Design Options for SESTAT for the Current Decade: Statistical Issues
Overview of 1990s SESTAT Design
This section describes the SESTAT suite of surveys of the 1990s. It starts with a description of the target population and the three survey components and then reviews the coverage gaps and response rates that have been achieved. The section closes with a brief review of the weighting and variance estimation procedures used in SESTAT.
The target population for the SESTAT database of the 1990s is residents of the United States who have at least a bachelor's degree and who, as of a specified reference date, were noninstitutionalized, age 75 or younger, and either had a degree in science and engineering or were working as a scientist or an engineer. S&E is defined as the broad categories of computer and mathematical sciences, life and related sciences, physical and related sciences, social and related sciences, and engineering (for a complete definition, see NSF/SRS 1999). The SESTAT definition includes the following two groups:
The definition of a scientist or engineer requires a college degree (i.e., a bachelor's degree or higher). Those working in S&E occupations who do not have college degrees (e.g., individuals with associate's degrees in any field) are not covered in the SESTAT surveys and database.
Some analysts may prefer to restrict their definition to a subset of the target population, such as individuals with S&E degrees. As discussed below, coverage gaps will be less of a concern when the definition is restricted to those with S&E degrees. The occupational mobility of college graduates without S&E degrees into and out of S&E occupations causes significant coverage problems.
Components of SESTAT
The SESTAT database includes three components, each designed to represent different parts of the target population. The NSCG represents U.S. scientists and engineers existing at the previous round of data collection, the NSRCG represents new S&E bachelor's and master's graduates from U.S. institutions since the last round of data collection, and the SDR represents the population of those who earned U.S. doctorates. The three components are described briefly in the following sections. Detailed descriptions can be found on the NSF/SRS website (http://www.nsf.gov/statistics/survey.cfm).

(SET PROBLEM A): According to the SESTAT overview, what is the oldest age a person in the target population can be as of the reference date?
(SET PROBLEM B): Transcribe the part of the SESTAT overview starting at "The target population for" and ending at "surveys and database.".
(SET PROBLEM C):
Decide whether each statement agrees with the SESTAT overview. Answer yes or no for each, and quote the words of the overview that decide it.
(i) People working in S&E occupations whose highest credential is an associate's degree are covered by the SESTAT surveys.
(ii) The SDR represents the population of those who earned U.S. doctorates.
(iii) The NSRCG represents new doctoral graduates from U.S. institutions.

(GIVEN MATERIAL):

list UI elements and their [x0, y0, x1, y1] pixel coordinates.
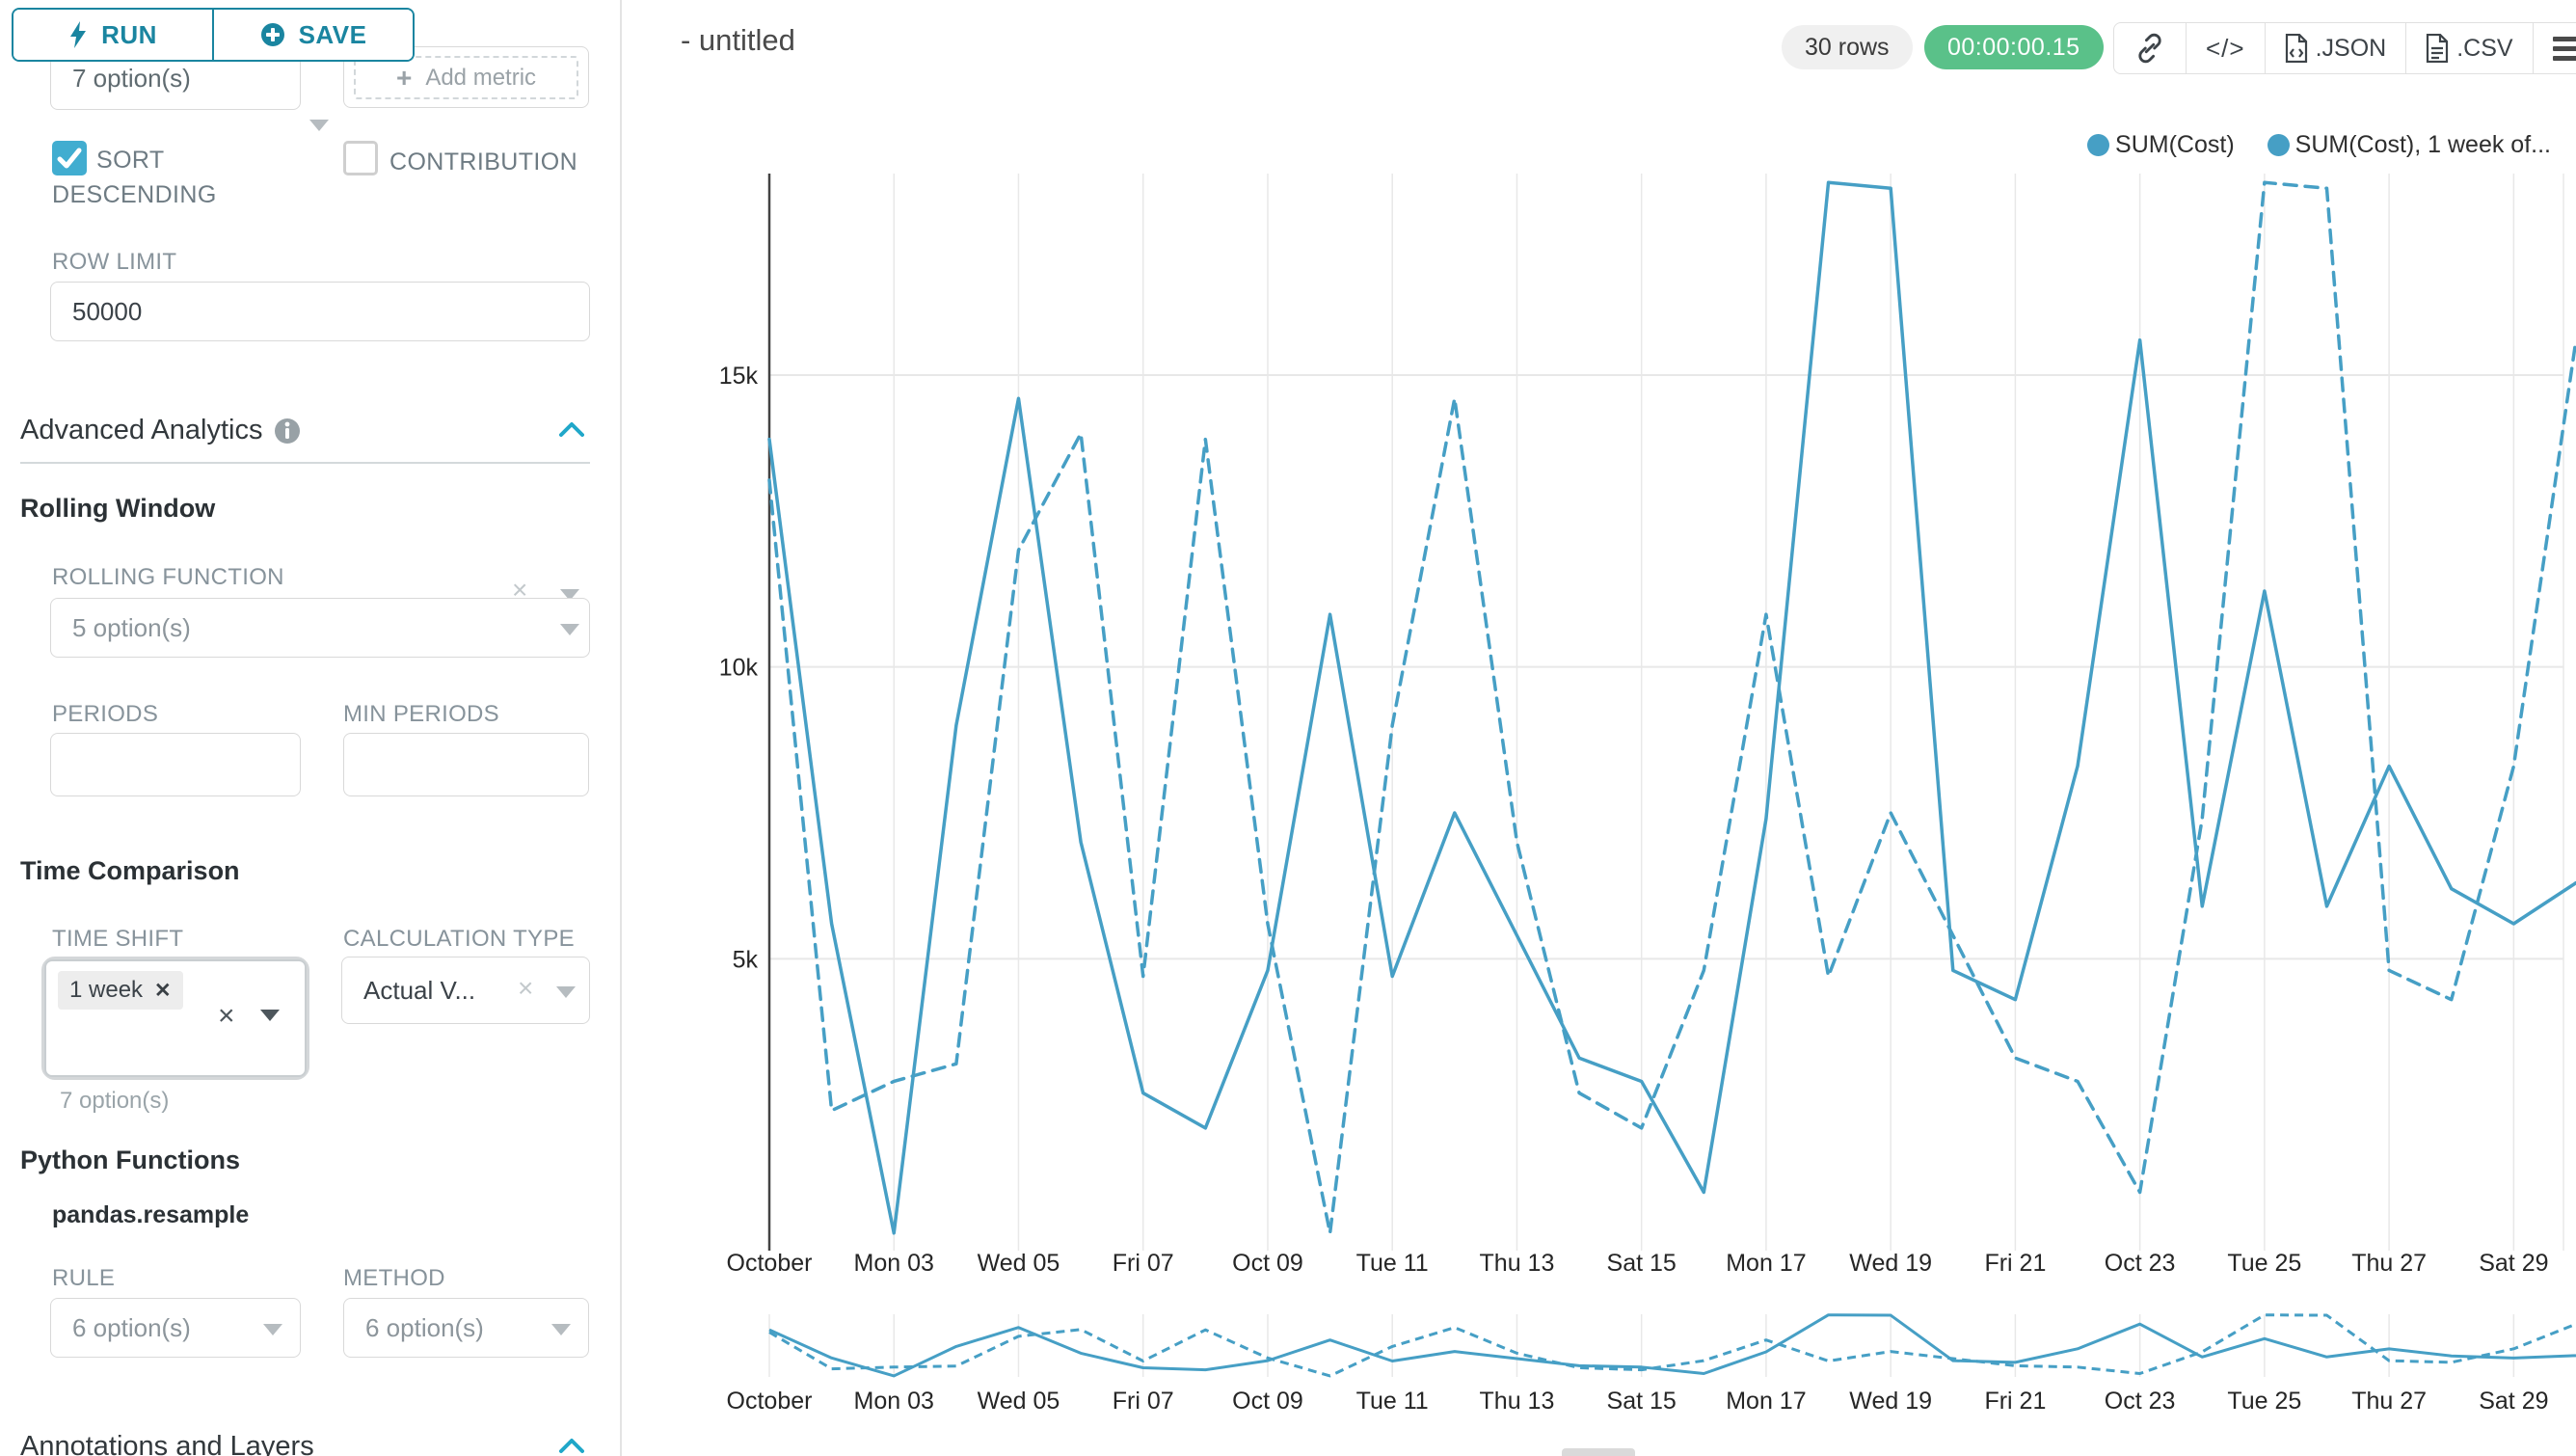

(PROBLEM SOLUTION A): 75

(PROBLEM SOLUTION B):
The target population for the SESTAT database of the 1990s is residents of the United States who have at least a bachelor's degree and who, as of a specified reference date, were noninstitutionalized, age 75 or younger, and either had a degree in science and engineering or were working as a scientist or an engineer. S&E is defined as the broad categories of computer and mathematical sciences, life and related sciences, physical and related sciences, social and related sciences, and engineering (for a complete definition, see NSF/SRS 1999). The SESTAT definition includes the following two groups:
The definition of a scientist or engineer requires a college degree (i.e., a bachelor's degree or higher). Those working in S&E occupations who do not have college degrees (e.g., individuals with associate's degrees in any field) are not covered in the SESTAT surveys and database.

(PROBLEM SOLUTION C):
(i) No: "Those working in S&E occupations who do not have college degrees (e.g., individuals with associate's degrees in any field) are not covered in the SESTAT surveys and database."
(ii) Yes: "the SDR represents the population of those who earned U.S. doctorates"
(iii) No: "the NSRCG represents new S&E bachelor's and master's graduates from U.S. institutions since the last round of data collection"